■ Written request ■
Restate the whole listing exactly.

■ Records supplied ■
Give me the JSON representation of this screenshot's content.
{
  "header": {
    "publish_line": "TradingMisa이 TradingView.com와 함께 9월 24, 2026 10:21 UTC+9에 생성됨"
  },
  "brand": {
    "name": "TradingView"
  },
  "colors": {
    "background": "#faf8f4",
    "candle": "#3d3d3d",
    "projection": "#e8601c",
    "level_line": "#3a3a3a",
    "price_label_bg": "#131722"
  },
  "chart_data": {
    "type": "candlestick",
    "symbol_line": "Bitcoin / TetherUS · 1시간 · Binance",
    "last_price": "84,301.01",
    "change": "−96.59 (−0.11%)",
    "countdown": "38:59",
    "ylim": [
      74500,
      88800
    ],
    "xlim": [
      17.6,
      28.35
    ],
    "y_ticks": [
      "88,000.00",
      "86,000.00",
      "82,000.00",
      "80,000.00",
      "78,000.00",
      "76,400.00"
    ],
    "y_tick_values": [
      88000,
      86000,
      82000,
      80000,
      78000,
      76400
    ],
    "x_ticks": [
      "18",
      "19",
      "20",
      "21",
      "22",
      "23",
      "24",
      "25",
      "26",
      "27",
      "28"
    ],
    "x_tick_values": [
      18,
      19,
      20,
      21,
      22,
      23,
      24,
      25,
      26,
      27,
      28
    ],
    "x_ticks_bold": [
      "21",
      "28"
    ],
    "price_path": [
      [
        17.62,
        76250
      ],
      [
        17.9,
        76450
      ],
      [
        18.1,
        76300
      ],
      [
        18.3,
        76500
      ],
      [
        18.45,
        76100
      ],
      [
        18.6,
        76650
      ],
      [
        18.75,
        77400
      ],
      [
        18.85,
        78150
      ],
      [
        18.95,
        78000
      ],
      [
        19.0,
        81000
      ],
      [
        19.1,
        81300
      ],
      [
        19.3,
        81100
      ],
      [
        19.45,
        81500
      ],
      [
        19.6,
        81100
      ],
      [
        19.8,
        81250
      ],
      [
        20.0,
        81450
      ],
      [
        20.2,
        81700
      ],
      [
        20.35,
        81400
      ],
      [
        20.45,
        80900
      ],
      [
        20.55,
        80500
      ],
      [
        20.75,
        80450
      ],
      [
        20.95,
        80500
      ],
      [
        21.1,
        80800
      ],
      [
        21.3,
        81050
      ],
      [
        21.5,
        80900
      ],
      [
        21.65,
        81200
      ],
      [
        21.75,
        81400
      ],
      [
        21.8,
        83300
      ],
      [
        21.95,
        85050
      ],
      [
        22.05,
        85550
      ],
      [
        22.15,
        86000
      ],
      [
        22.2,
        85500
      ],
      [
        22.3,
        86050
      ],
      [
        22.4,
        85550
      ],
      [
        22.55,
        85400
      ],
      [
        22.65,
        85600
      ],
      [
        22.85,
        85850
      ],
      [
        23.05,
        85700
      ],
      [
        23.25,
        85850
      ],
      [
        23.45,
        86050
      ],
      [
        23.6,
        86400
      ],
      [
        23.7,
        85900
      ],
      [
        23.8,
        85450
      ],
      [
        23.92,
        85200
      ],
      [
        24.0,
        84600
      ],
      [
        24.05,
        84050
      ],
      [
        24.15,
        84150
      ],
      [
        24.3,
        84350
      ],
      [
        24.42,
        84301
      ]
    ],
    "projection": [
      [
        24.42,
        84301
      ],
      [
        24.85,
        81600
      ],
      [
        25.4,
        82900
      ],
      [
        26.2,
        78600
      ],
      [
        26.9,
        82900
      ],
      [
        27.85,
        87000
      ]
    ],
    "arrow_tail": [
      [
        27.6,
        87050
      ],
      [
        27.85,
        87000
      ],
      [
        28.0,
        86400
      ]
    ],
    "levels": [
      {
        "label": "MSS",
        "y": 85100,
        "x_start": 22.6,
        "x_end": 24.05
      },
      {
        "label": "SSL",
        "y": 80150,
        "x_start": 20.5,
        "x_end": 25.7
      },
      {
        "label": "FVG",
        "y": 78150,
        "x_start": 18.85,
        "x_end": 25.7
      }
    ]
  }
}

■ The solution ■
Give me the JSON representation of this screenshot's content.
{
  "header": {
    "publish_line": "TradingMisa이 TradingView.com와 함께 9월 24, 2026 10:21 UTC+9에 생성됨"
  },
  "brand": {
    "name": "TradingView"
  },
  "colors": {
    "background": "#faf8f4",
    "candle": "#3d3d3d",
    "projection": "#e8601c",
    "level_line": "#3a3a3a",
    "price_label_bg": "#131722"
  },
  "chart_data": {
    "type": "candlestick",
    "symbol_line": "Bitcoin / TetherUS · 1시간 · Binance",
    "last_price": "84,301.01",
    "change": "−96.59 (−0.11%)",
    "countdown": "38:59",
    "ylim": [
      74500,
      88800
    ],
    "xlim": [
      17.6,
      28.35
    ],
    "y_ticks": [
      "88,000.00",
      "86,000.00",
      "82,000.00",
      "80,000.00",
      "78,000.00",
      "76,400.00"
    ],
    "y_tick_values": [
      88000,
      86000,
      82000,
      80000,
      78000,
      76400
    ],
    "x_ticks": [
      "18",
      "19",
      "20",
      "21",
      "22",
      "23",
      "24",
      "25",
      "26",
      "27",
      "28"
    ],
    "x_tick_values": [
      18,
      19,
      20,
      21,
      22,
      23,
      24,
      25,
      26,
      27,
      28
    ],
    "x_ticks_bold": [
      "21",
      "28"
    ],
    "price_path": [
      [
        17.62,
        76250
      ],
      [
        17.9,
        76450
      ],
      [
        18.1,
        76300
      ],
      [
        18.3,
        76500
      ],
      [
        18.45,
        76100
      ],
      [
        18.6,
        76650
      ],
      [
        18.75,
        77400
      ],
      [
        18.85,
        78150
      ],
      [
        18.95,
        78000
      ],
      [
        19.0,
        81000
      ],
      [
        19.1,
        81300
      ],
      [
        19.3,
        81100
      ],
      [
        19.45,
        81500
      ],
      [
        19.6,
        81100
      ],
      [
        19.8,
        81250
      ],
      [
        20.0,
        81450
      ],
      [
        20.2,
        81700
      ],
      [
        20.35,
        81400
      ],
      [
        20.45,
        80900
      ],
      [
        20.55,
        80500
      ],
      [
        20.75,
        80450
      ],
      [
        20.95,
        80500
      ],
      [
        21.1,
        80800
      ],
      [
        21.3,
        81050
      ],
      [
        21.5,
        80900
      ],
      [
        21.65,
        81200
      ],
      [
        21.75,
        81400
      ],
      [
        21.8,
        83300
      ],
      [
        21.95,
        85050
      ],
      [
        22.05,
        85550
      ],
      [
        22.15,
        86000
      ],
      [
        22.2,
        85500
      ],
      [
        22.3,
        86050
      ],
      [
        22.4,
        85550
      ],
      [
        22.55,
        85400
      ],
      [
        22.65,
        85600
      ],
      [
        22.85,
        85850
      ],
      [
        23.05,
        85700
      ],
      [
        23.25,
        85850
      ],
      [
        23.45,
        86050
      ],
      [
        23.6,
        86400
      ],
      [
        23.7,
        85900
      ],
      [
        23.8,
        85450
      ],
      [
        23.92,
        85200
      ],
      [
        24.0,
        84600
      ],
      [
        24.05,
        84050
      ],
      [
        24.15,
        84150
      ],
      [
        24.3,
        84350
      ],
      [
        24.42,
        84301
      ]
    ],
    "projection": [
      [
        24.42,
        84301
      ],
      [
        24.85,
        81600
      ],
      [
        25.4,
        82900
      ],
      [
        26.2,
        78600
      ],
      [
        26.9,
        82900
      ],
      [
        27.85,
        87000
      ]
    ],
    "arrow_tail": [
      [
        27.6,
        87050
      ],
      [
        27.85,
        87000
      ],
      [
        28.0,
        86400
      ]
    ],
    "levels": [
      {
        "label": "MSS",
        "y": 85100,
        "x_start": 22.6,
        "x_end": 24.05
      },
      {
        "label": "SSL",
        "y": 80150,
        "x_start": 20.5,
        "x_end": 25.7
      },
      {
        "label": "FVG",
        "y": 78150,
        "x_start": 18.85,
        "x_end": 25.7
      }
    ]
  }
}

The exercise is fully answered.